* [DESCRIPTION OF THE TASK]: Write out each entry, exactly the way it appears.

* [SUPPLIED INFORMATION]:
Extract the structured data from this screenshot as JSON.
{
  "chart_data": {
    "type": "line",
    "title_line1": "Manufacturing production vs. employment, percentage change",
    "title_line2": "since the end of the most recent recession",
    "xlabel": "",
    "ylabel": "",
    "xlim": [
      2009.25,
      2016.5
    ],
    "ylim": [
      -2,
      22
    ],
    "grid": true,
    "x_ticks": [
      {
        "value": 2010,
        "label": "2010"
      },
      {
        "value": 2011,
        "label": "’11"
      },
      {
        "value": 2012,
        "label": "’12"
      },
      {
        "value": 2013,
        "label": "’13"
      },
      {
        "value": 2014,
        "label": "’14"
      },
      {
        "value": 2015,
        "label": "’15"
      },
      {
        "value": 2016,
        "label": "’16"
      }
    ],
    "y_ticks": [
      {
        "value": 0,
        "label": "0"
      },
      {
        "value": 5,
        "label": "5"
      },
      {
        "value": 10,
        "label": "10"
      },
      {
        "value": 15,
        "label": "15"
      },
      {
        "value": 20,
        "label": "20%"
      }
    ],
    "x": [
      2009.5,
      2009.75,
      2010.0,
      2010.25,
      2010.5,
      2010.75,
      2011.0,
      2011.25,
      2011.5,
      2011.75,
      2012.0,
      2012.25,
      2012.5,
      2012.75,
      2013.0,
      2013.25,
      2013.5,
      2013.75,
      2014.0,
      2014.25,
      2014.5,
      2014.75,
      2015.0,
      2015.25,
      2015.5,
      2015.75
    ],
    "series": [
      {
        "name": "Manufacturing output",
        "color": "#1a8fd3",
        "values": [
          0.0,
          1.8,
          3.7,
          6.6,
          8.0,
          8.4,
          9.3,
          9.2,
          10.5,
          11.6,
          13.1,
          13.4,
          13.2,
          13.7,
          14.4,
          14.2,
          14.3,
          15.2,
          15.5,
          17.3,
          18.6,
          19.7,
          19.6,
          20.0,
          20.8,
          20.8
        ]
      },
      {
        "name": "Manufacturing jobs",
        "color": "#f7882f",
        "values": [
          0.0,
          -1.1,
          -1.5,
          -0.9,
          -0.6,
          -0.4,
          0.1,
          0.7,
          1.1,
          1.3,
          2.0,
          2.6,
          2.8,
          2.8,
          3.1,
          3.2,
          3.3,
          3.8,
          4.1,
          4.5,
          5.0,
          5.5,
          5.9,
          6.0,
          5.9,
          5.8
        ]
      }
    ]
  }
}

* [RESULT OF THIS TASK]:
Extract the structured data from this screenshot as JSON.
{
  "chart_data": {
    "type": "line",
    "title_line1": "Manufacturing production vs. employment, percentage change",
    "title_line2": "since the end of the most recent recession",
    "xlabel": "",
    "ylabel": "",
    "xlim": [
      2009.25,
      2016.5
    ],
    "ylim": [
      -2,
      22
    ],
    "grid": true,
    "x_ticks": [
      {
        "value": 2010,
        "label": "2010"
      },
      {
        "value": 2011,
        "label": "’11"
      },
      {
        "value": 2012,
        "label": "’12"
      },
      {
        "value": 2013,
        "label": "’13"
      },
      {
        "value": 2014,
        "label": "’14"
      },
      {
        "value": 2015,
        "label": "’15"
      },
      {
        "value": 2016,
        "label": "’16"
      }
    ],
    "y_ticks": [
      {
        "value": 0,
        "label": "0"
      },
      {
        "value": 5,
        "label": "5"
      },
      {
        "value": 10,
        "label": "10"
      },
      {
        "value": 15,
        "label": "15"
      },
      {
        "value": 20,
        "label": "20%"
      }
    ],
    "x": [
      2009.5,
      2009.75,
      2010.0,
      2010.25,
      2010.5,
      2010.75,
      2011.0,
      2011.25,
      2011.5,
      2011.75,
      2012.0,
      2012.25,
      2012.5,
      2012.75,
      2013.0,
      2013.25,
      2013.5,
      2013.75,
      2014.0,
      2014.25,
      2014.5,
      2014.75,
      2015.0,
      2015.25,
      2015.5,
      2015.75
    ],
    "series": [
      {
        "name": "Manufacturing output",
        "color": "#1a8fd3",
        "values": [
          0.0,
          1.8,
          3.7,
          6.6,
          8.0,
          8.4,
          9.3,
          9.2,
          10.5,
          11.6,
          13.1,
          13.4,
          13.2,
          13.7,
          14.4,
          14.2,
          14.3,
          15.2,
          15.5,
          17.3,
          18.6,
          19.7,
          19.6,
          20.0,
          20.8,
          20.8
        ]
      },
      {
        "name": "Manufacturing jobs",
        "color": "#f7882f",
        "values": [
          0.0,
          -1.1,
          -1.5,
          -0.9,
          -0.6,
          -0.4,
          0.1,
          0.7,
          1.1,
          1.3,
          2.0,
          2.6,
          2.8,
          2.8,
          3.1,
          3.2,
          3.3,
          3.8,
          4.1,
          4.5,
          5.0,
          5.5,
          5.9,
          6.0,
          5.9,
          5.8
        ]
      }
    ]
  }
}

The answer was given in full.